▶ [THE EXERCISE]:
Go through the data below. Pull out every line that has the word "mnemonic".

▶ [GIVEN DATA]:

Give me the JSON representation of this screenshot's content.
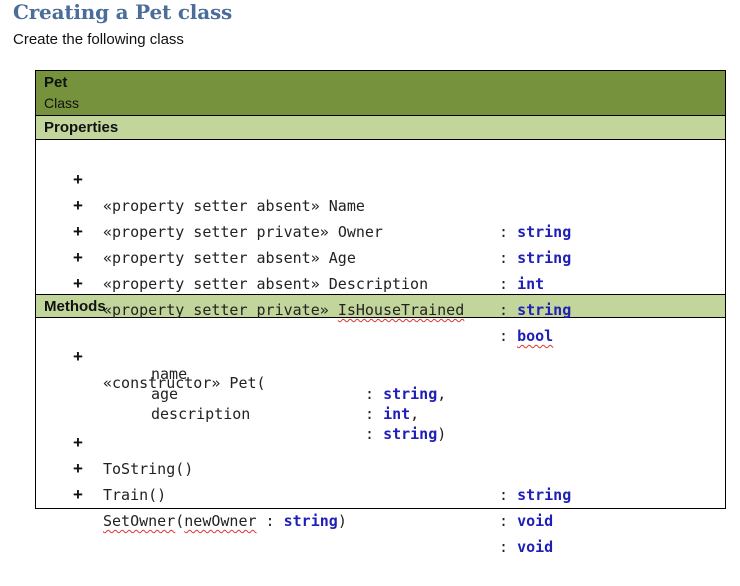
{
  "heading": "Creating a Pet class",
  "subtitle": "Create the following class",
  "uml": {
    "class_name": "Pet",
    "class_kind": "Class",
    "properties_header": "Properties",
    "properties": [
      {
        "visibility": "+",
        "stereotype": "«property setter absent»",
        "name": "Name",
        "type": "string"
      },
      {
        "visibility": "+",
        "stereotype": "«property setter private»",
        "name": "Owner",
        "type": "string"
      },
      {
        "visibility": "+",
        "stereotype": "«property setter absent»",
        "name": "Age",
        "type": "int"
      },
      {
        "visibility": "+",
        "stereotype": "«property setter absent»",
        "name": "Description",
        "type": "string"
      },
      {
        "visibility": "+",
        "stereotype": "«property setter private»",
        "name": "IsHouseTrained",
        "type": "bool"
      }
    ],
    "methods_header": "Methods",
    "constructor": {
      "visibility": "+",
      "signature": "«constructor» Pet(",
      "params": [
        {
          "name": "name",
          "type": "string",
          "suffix": ","
        },
        {
          "name": "age",
          "type": "int",
          "suffix": ","
        },
        {
          "name": "description",
          "type": "string",
          "suffix": ")"
        }
      ]
    },
    "methods": [
      {
        "visibility": "+",
        "name": "ToString()",
        "type": "string"
      },
      {
        "visibility": "+",
        "name": "Train()",
        "type": "void"
      },
      {
        "visibility": "+",
        "name": "SetOwner",
        "param_open": "(",
        "param_name": "newOwner",
        "param_sep": " : ",
        "param_type": "string",
        "param_close": ")",
        "type": "void"
      }
    ],
    "colors": {
      "class_header": "#76923c",
      "section_header": "#c2d69b",
      "type_keyword": "#1f1fb8",
      "heading": "#4a6d9a"
    }
  }
}
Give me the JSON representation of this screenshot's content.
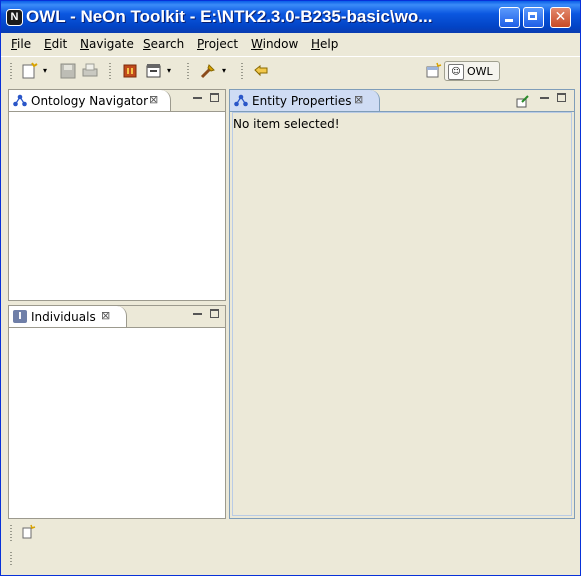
{
  "window": {
    "title": "OWL - NeOn Toolkit - E:\\NTK2.3.0-B235-basic\\wo...",
    "app_icon_glyph": "N",
    "close_glyph": "✕"
  },
  "menu": {
    "items": [
      {
        "mnemonic": "F",
        "rest": "ile"
      },
      {
        "mnemonic": "E",
        "rest": "dit"
      },
      {
        "mnemonic": "N",
        "rest": "avigate"
      },
      {
        "mnemonic": "S",
        "rest": "earch"
      },
      {
        "mnemonic": "P",
        "rest": "roject"
      },
      {
        "mnemonic": "W",
        "rest": "indow"
      },
      {
        "mnemonic": "H",
        "rest": "elp"
      }
    ]
  },
  "toolbar": {
    "icons": [
      "new-wizard-icon",
      "save-icon",
      "print-icon",
      "stop-icon",
      "run-icon",
      "tool-icon",
      "back-icon"
    ],
    "dropdown_glyph": "▾"
  },
  "perspective": {
    "label": "OWL",
    "icon_glyph": "☺"
  },
  "views": {
    "ontology_navigator": {
      "label": "Ontology Navigator",
      "close_glyph": "⊠"
    },
    "individuals": {
      "label": "Individuals",
      "icon_glyph": "I",
      "close_glyph": "⊠"
    },
    "entity_properties": {
      "label": "Entity Properties",
      "close_glyph": "⊠",
      "content": "No item selected!"
    }
  },
  "colors": {
    "title_blue": "#0244C6",
    "window_bg": "#ECE9D8",
    "active_tab": "#CFDCF4"
  }
}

▶ [EXERCISE SOLUTION]:
        "mnemonic": "F",
        "mnemonic": "E",
        "mnemonic": "N",
        "mnemonic": "S",
        "mnemonic": "P",
        "mnemonic": "W",
        "mnemonic": "H",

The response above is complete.